--- Brief ---
Your reply should be one number: the count of lines holding the word "Africans".

--- Figure record extracts ---
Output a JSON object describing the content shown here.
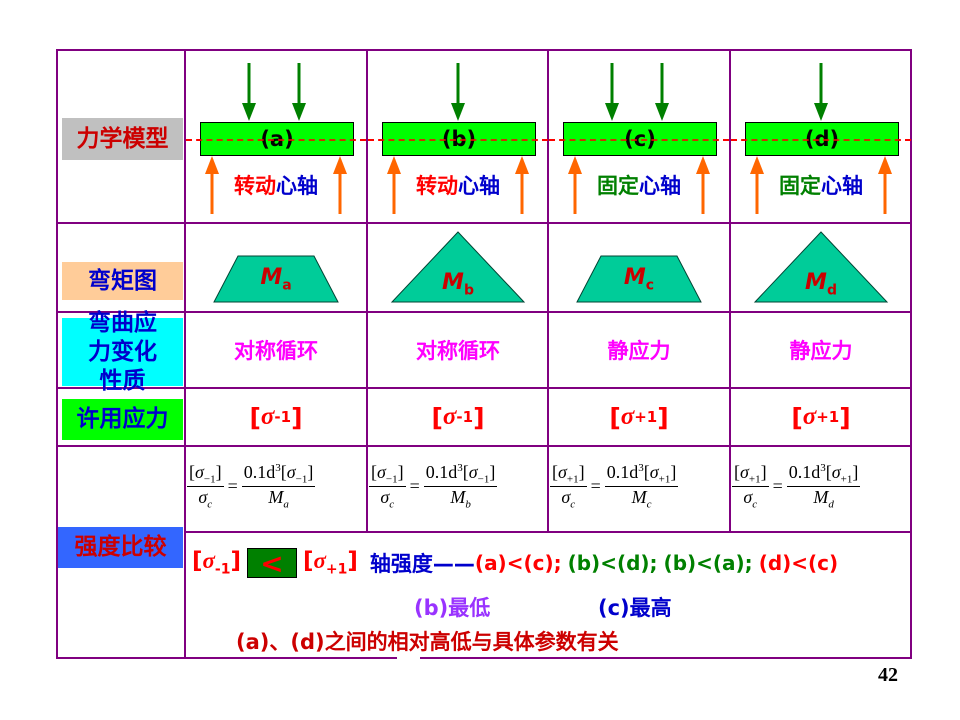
{
  "row_labels": {
    "model": "力学模型",
    "moment": "弯矩图",
    "stress": "弯曲应力变化性质",
    "allow": "许用应力",
    "compare": "强度比较"
  },
  "columns": [
    {
      "tag": "(a)",
      "kind_a": "转动",
      "kind_b": "心轴",
      "moment": "M",
      "moment_sub": "a",
      "stress": "对称循环",
      "allow_sub": "-1",
      "f_left_sub": "−1",
      "f_m_sub": "a"
    },
    {
      "tag": "(b)",
      "kind_a": "转动",
      "kind_b": "心轴",
      "moment": "M",
      "moment_sub": "b",
      "stress": "对称循环",
      "allow_sub": "-1",
      "f_left_sub": "−1",
      "f_m_sub": "b"
    },
    {
      "tag": "(c)",
      "kind_a": "固定",
      "kind_b": "心轴",
      "moment": "M",
      "moment_sub": "c",
      "stress": "静应力",
      "allow_sub": "+1",
      "f_left_sub": "+1",
      "f_m_sub": "c"
    },
    {
      "tag": "(d)",
      "kind_a": "固定",
      "kind_b": "心轴",
      "moment": "M",
      "moment_sub": "d",
      "stress": "静应力",
      "allow_sub": "+1",
      "f_left_sub": "+1",
      "f_m_sub": "d"
    }
  ],
  "formula": {
    "sigma": "σ",
    "c": "c",
    "coef": "0.1d",
    "exp": "3",
    "eq": "="
  },
  "compare": {
    "left_sub": "-1",
    "lt": "<",
    "right_sub": "+1",
    "strength": "轴强度——",
    "r1": "(a)<(c);",
    "r2": "(b)<(d);",
    "r3": "(b)<(a);",
    "r4": "(d)<(c)",
    "lowest": "(b)最低",
    "highest": "(c)最高",
    "note": "(a)、(d)之间的相对高低与具体参数有关"
  },
  "page_number": "42",
  "colors": {
    "border": "#800080",
    "beam": "#00FF00",
    "moment_fill": "#00CC99",
    "force_down": "#008000",
    "force_up": "#FF6600"
  }
}
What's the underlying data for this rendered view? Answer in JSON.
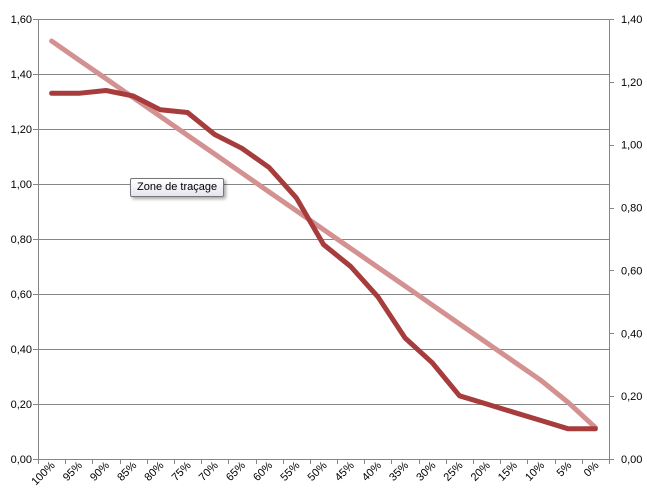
{
  "chart_data": {
    "type": "line",
    "categories": [
      "100%",
      "95%",
      "90%",
      "85%",
      "80%",
      "75%",
      "70%",
      "65%",
      "60%",
      "55%",
      "50%",
      "45%",
      "40%",
      "35%",
      "30%",
      "25%",
      "20%",
      "15%",
      "10%",
      "5%",
      "0%"
    ],
    "left_axis": {
      "ylim": [
        0,
        1.6
      ],
      "ticks": [
        "0,00",
        "0,20",
        "0,40",
        "0,60",
        "0,80",
        "1,00",
        "1,20",
        "1,40",
        "1,60"
      ]
    },
    "right_axis": {
      "ylim": [
        0,
        1.4
      ],
      "ticks": [
        "0,00",
        "0,20",
        "0,40",
        "0,60",
        "0,80",
        "1,00",
        "1,20",
        "1,40"
      ]
    },
    "grid": true,
    "series": [
      {
        "axis": "left",
        "color": "#a63c3c",
        "values": [
          1.33,
          1.33,
          1.34,
          1.32,
          1.27,
          1.26,
          1.18,
          1.13,
          1.06,
          0.95,
          0.78,
          0.7,
          0.59,
          0.44,
          0.35,
          0.23,
          0.2,
          0.17,
          0.14,
          0.11,
          0.11
        ]
      },
      {
        "axis": "right",
        "color": "#d49191",
        "values": [
          1.33,
          1.27,
          1.21,
          1.15,
          1.09,
          1.03,
          0.97,
          0.91,
          0.85,
          0.79,
          0.73,
          0.67,
          0.61,
          0.55,
          0.49,
          0.43,
          0.37,
          0.31,
          0.25,
          0.18,
          0.1
        ]
      }
    ]
  },
  "tooltip": {
    "text": "Zone de traçage"
  }
}
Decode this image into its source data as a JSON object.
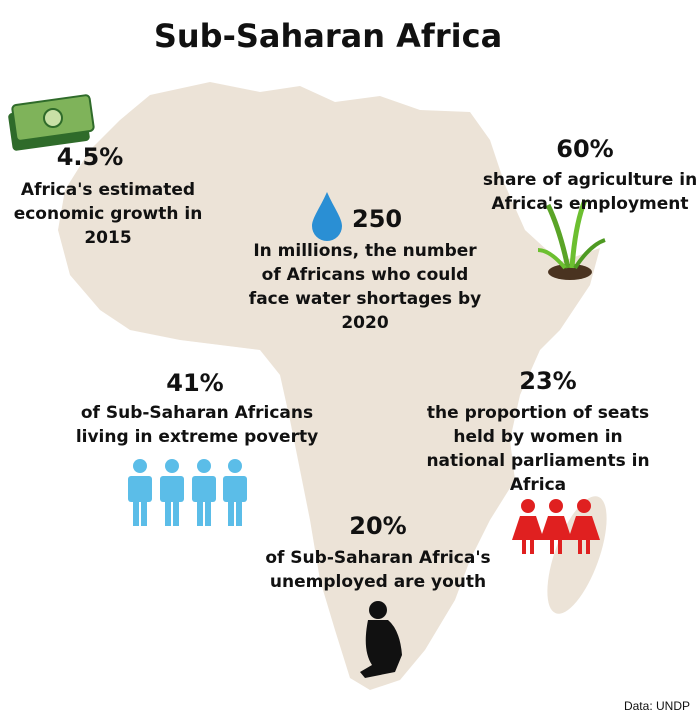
{
  "header": {
    "title": "Sub-Saharan Africa"
  },
  "stats": [
    {
      "value": "4.5%",
      "lines": [
        "Africa's estimated",
        "economic growth in",
        "2015"
      ]
    },
    {
      "value": "60%",
      "lines": [
        "share of agriculture in",
        "Africa's employment"
      ]
    },
    {
      "value": "250",
      "lines": [
        "In millions, the number",
        "of Africans who could",
        "face water shortages by",
        "2020"
      ]
    },
    {
      "value": "41%",
      "lines": [
        "of Sub-Saharan Africans",
        "living in extreme poverty"
      ]
    },
    {
      "value": "23%",
      "lines": [
        "the proportion of seats",
        "held by women in",
        "national parliaments in",
        "Africa"
      ]
    },
    {
      "value": "20%",
      "lines": [
        "of Sub-Saharan Africa's",
        "unemployed are youth"
      ]
    }
  ],
  "footer": {
    "source": "Data: UNDP"
  }
}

--- In response ---
2